» Saved data entries:
===============
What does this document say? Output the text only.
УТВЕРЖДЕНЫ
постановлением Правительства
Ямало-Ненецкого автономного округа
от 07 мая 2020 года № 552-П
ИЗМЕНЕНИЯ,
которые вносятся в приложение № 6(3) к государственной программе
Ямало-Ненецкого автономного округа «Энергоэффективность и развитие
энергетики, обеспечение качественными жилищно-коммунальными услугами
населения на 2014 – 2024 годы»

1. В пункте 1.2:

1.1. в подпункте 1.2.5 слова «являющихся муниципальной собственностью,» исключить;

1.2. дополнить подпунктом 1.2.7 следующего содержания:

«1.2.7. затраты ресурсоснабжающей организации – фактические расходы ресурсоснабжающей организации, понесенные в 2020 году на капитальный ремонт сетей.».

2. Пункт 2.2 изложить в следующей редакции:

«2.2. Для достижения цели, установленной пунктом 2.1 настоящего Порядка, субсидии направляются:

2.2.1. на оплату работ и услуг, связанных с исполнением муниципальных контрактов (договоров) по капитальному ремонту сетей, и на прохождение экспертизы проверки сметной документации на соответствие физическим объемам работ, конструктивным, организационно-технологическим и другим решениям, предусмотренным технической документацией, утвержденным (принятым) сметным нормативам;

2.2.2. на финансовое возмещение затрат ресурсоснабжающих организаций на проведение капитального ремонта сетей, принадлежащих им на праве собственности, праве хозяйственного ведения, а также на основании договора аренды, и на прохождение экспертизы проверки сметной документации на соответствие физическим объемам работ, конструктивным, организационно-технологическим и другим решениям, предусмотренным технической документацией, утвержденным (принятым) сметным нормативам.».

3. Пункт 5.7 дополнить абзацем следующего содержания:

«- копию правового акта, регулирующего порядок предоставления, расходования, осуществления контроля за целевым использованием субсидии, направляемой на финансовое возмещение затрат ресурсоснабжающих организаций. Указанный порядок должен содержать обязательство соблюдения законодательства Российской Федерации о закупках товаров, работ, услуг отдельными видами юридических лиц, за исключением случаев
===============
» Objective:
Pull every line containing "объемам" from the material above.

» Solution to this problem:
2.2.1. на оплату работ и услуг, связанных с исполнением муниципальных контрактов (договоров) по капитальному ремонту сетей, и на прохождение экспертизы проверки сметной документации на соответствие физическим объемам работ, конструктивным, организационно-технологическим и другим решениям, предусмотренным технической документацией, утвержденным (принятым) сметным нормативам;
2.2.2. на финансовое возмещение затрат ресурсоснабжающих организаций на проведение капитального ремонта сетей, принадлежащих им на праве собственности, праве хозяйственного ведения, а также на основании договора аренды, и на прохождение экспертизы проверки сметной документации на соответствие физическим объемам работ, конструктивным, организационно-технологическим и другим решениям, предусмотренным технической документацией, утвержденным (принятым) сметным нормативам.».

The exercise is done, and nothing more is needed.